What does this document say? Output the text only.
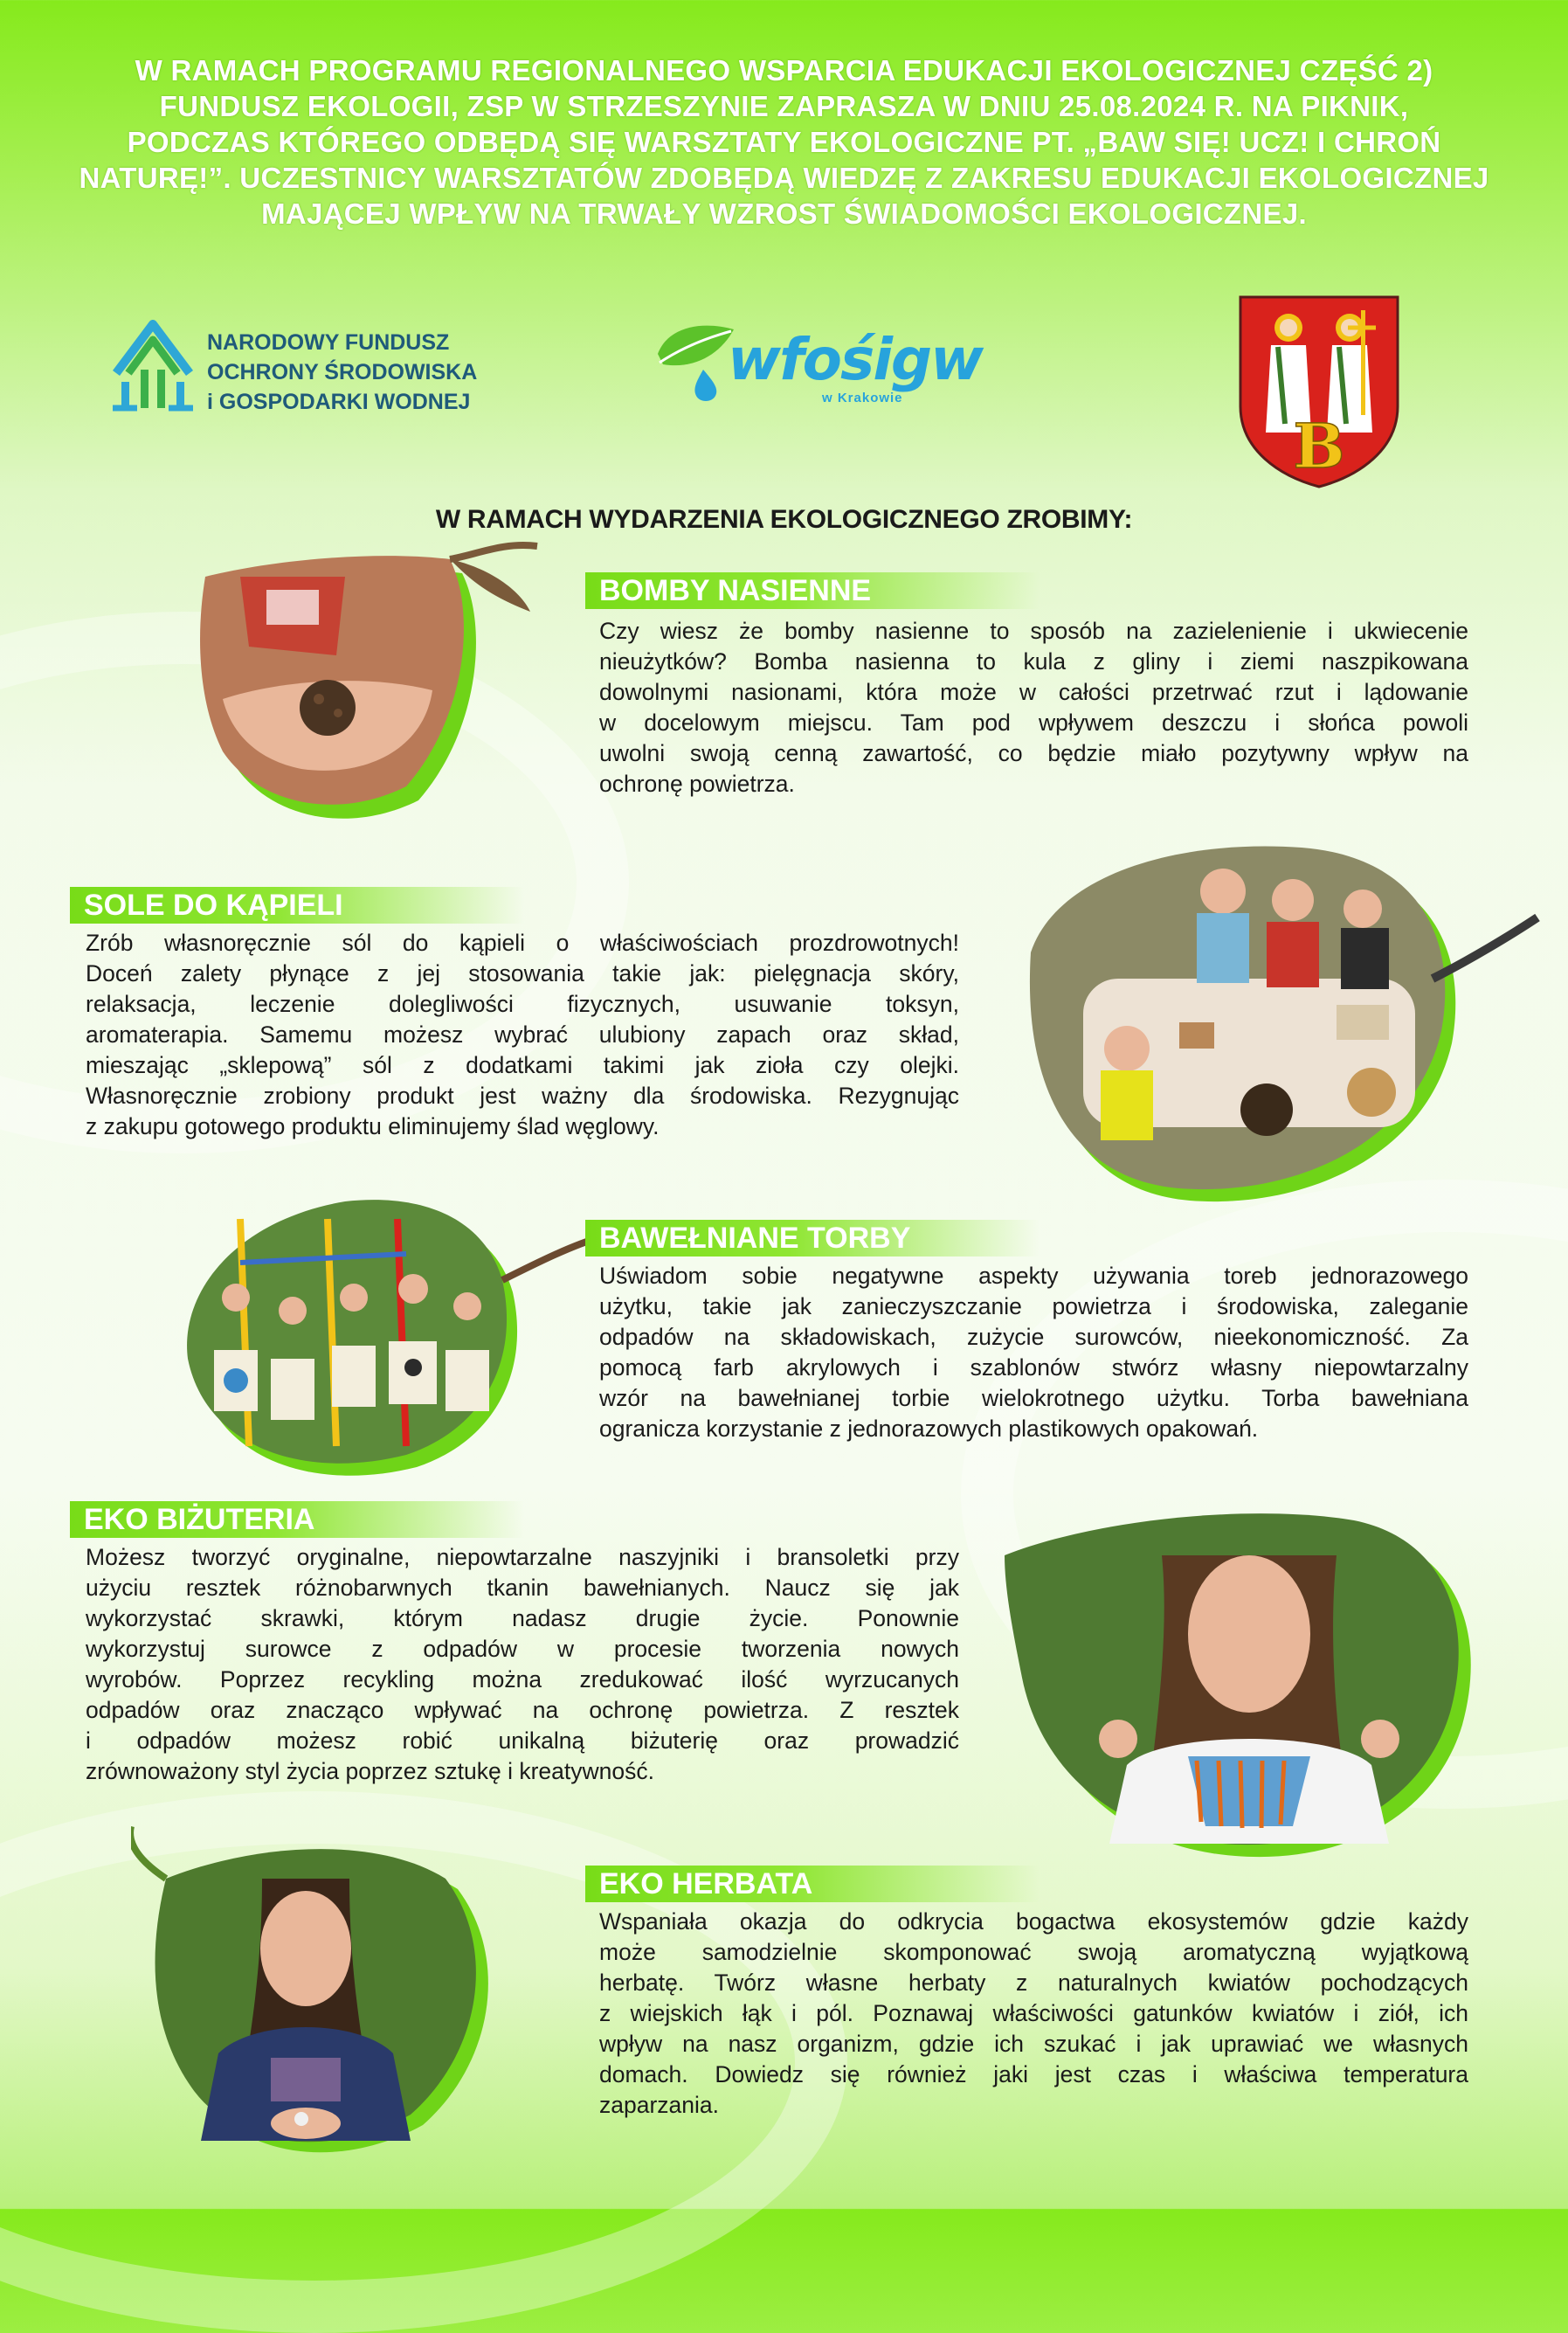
W RAMACH PROGRAMU REGIONALNEGO WSPARCIA EDUKACJI EKOLOGICZNEJ CZĘŚĆ 2)
FUNDUSZ EKOLOGII, ZSP W STRZESZYNIE ZAPRASZA W DNIU 25.08.2024 R. NA PIKNIK,
PODCZAS KTÓREGO ODBĘDĄ SIĘ WARSZTATY EKOLOGICZNE PT. „BAW SIĘ! UCZ! I CHROŃ
NATURĘ!”. UCZESTNICY WARSZTATÓW ZDOBĘDĄ WIEDZĘ Z ZAKRESU EDUKACJI EKOLOGICZNEJ
MAJĄCEJ WPŁYW NA TRWAŁY WZROST ŚWIADOMOŚCI EKOLOGICZNEJ.
NARODOWY FUNDUSZ
OCHRONY ŚRODOWISKA
i GOSPODARKI WODNEJ
wfośigw
w Krakowie
B
W RAMACH WYDARZENIA EKOLOGICZNEGO ZROBIMY:
BOMBY NASIENNE
Czy wiesz że bomby nasienne to sposób na zazielenienie i ukwiecenie
nieużytków? Bomba nasienna to kula z gliny i ziemi naszpikowana
dowolnymi nasionami, która może w całości przetrwać rzut i lądowanie
w docelowym miejscu. Tam pod wpływem deszczu i słońca powoli
uwolni swoją cenną zawartość, co będzie miało pozytywny wpływ na
ochronę powietrza.
SOLE DO KĄPIELI
Zrób własnoręcznie sól do kąpieli o właściwościach prozdrowotnych!
Doceń zalety płynące z jej stosowania takie jak: pielęgnacja skóry,
relaksacja, leczenie dolegliwości fizycznych, usuwanie toksyn,
aromaterapia. Samemu możesz wybrać ulubiony zapach oraz skład,
mieszając „sklepową” sól z dodatkami takimi jak zioła czy olejki.
Własnoręcznie zrobiony produkt jest ważny dla środowiska. Rezygnując
z zakupu gotowego produktu eliminujemy ślad węglowy.
BAWEŁNIANE TORBY
Uświadom sobie negatywne aspekty używania toreb jednorazowego
użytku, takie jak zanieczyszczanie powietrza i środowiska, zaleganie
odpadów na składowiskach, zużycie surowców, nieekonomiczność. Za
pomocą farb akrylowych i szablonów stwórz własny niepowtarzalny
wzór na bawełnianej torbie wielokrotnego użytku. Torba bawełniana
ogranicza korzystanie z jednorazowych plastikowych opakowań.
EKO BIŻUTERIA
Możesz tworzyć oryginalne, niepowtarzalne naszyjniki i bransoletki przy
użyciu resztek różnobarwnych tkanin bawełnianych. Naucz się jak
wykorzystać skrawki, którym nadasz drugie życie. Ponownie
wykorzystuj surowce z odpadów w procesie tworzenia nowych
wyrobów. Poprzez recykling można zredukować ilość wyrzucanych
odpadów oraz znacząco wpływać na ochronę powietrza. Z resztek
i odpadów możesz robić unikalną biżuterię oraz prowadzić
zrównoważony styl życia poprzez sztukę i kreatywność.
EKO HERBATA
Wspaniała okazja do odkrycia bogactwa ekosystemów gdzie każdy
może samodzielnie skomponować swoją aromatyczną wyjątkową
herbatę. Twórz własne herbaty z naturalnych kwiatów pochodzących
z wiejskich łąk i pól. Poznawaj właściwości gatunków kwiatów i ziół, ich
wpływ na nasz organizm, gdzie ich szukać i jak uprawiać we własnych
domach. Dowiedz się również jaki jest czas i właściwa temperatura
zaparzania.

☆ ☆ ☆ ☆

== Problem to work on ==
Omit the pictures and reproduce the listing exactly.

== Written answer ==
What does this document say? Output the text only.
W RAMACH PROGRAMU REGIONALNEGO WSPARCIA EDUKACJI EKOLOGICZNEJ CZĘŚĆ 2)
FUNDUSZ EKOLOGII, ZSP W STRZESZYNIE ZAPRASZA W DNIU 25.08.2024 R. NA PIKNIK,
PODCZAS KTÓREGO ODBĘDĄ SIĘ WARSZTATY EKOLOGICZNE PT. „BAW SIĘ! UCZ! I CHROŃ
NATURĘ!”. UCZESTNICY WARSZTATÓW ZDOBĘDĄ WIEDZĘ Z ZAKRESU EDUKACJI EKOLOGICZNEJ
MAJĄCEJ WPŁYW NA TRWAŁY WZROST ŚWIADOMOŚCI EKOLOGICZNEJ.
NARODOWY FUNDUSZ
OCHRONY ŚRODOWISKA
i GOSPODARKI WODNEJ
wfośigw
w Krakowie
B
W RAMACH WYDARZENIA EKOLOGICZNEGO ZROBIMY:
BOMBY NASIENNE
Czy wiesz że bomby nasienne to sposób na zazielenienie i ukwiecenie
nieużytków? Bomba nasienna to kula z gliny i ziemi naszpikowana
dowolnymi nasionami, która może w całości przetrwać rzut i lądowanie
w docelowym miejscu. Tam pod wpływem deszczu i słońca powoli
uwolni swoją cenną zawartość, co będzie miało pozytywny wpływ na
ochronę powietrza.
SOLE DO KĄPIELI
Zrób własnoręcznie sól do kąpieli o właściwościach prozdrowotnych!
Doceń zalety płynące z jej stosowania takie jak: pielęgnacja skóry,
relaksacja, leczenie dolegliwości fizycznych, usuwanie toksyn,
aromaterapia. Samemu możesz wybrać ulubiony zapach oraz skład,
mieszając „sklepową” sól z dodatkami takimi jak zioła czy olejki.
Własnoręcznie zrobiony produkt jest ważny dla środowiska. Rezygnując
z zakupu gotowego produktu eliminujemy ślad węglowy.
BAWEŁNIANE TORBY
Uświadom sobie negatywne aspekty używania toreb jednorazowego
użytku, takie jak zanieczyszczanie powietrza i środowiska, zaleganie
odpadów na składowiskach, zużycie surowców, nieekonomiczność. Za
pomocą farb akrylowych i szablonów stwórz własny niepowtarzalny
wzór na bawełnianej torbie wielokrotnego użytku. Torba bawełniana
ogranicza korzystanie z jednorazowych plastikowych opakowań.
EKO BIŻUTERIA
Możesz tworzyć oryginalne, niepowtarzalne naszyjniki i bransoletki przy
użyciu resztek różnobarwnych tkanin bawełnianych. Naucz się jak
wykorzystać skrawki, którym nadasz drugie życie. Ponownie
wykorzystuj surowce z odpadów w procesie tworzenia nowych
wyrobów. Poprzez recykling można zredukować ilość wyrzucanych
odpadów oraz znacząco wpływać na ochronę powietrza. Z resztek
i odpadów możesz robić unikalną biżuterię oraz prowadzić
zrównoważony styl życia poprzez sztukę i kreatywność.
EKO HERBATA
Wspaniała okazja do odkrycia bogactwa ekosystemów gdzie każdy
może samodzielnie skomponować swoją aromatyczną wyjątkową
herbatę. Twórz własne herbaty z naturalnych kwiatów pochodzących
z wiejskich łąk i pól. Poznawaj właściwości gatunków kwiatów i ziół, ich
wpływ na nasz organizm, gdzie ich szukać i jak uprawiać we własnych
domach. Dowiedz się również jaki jest czas i właściwa temperatura
zaparzania.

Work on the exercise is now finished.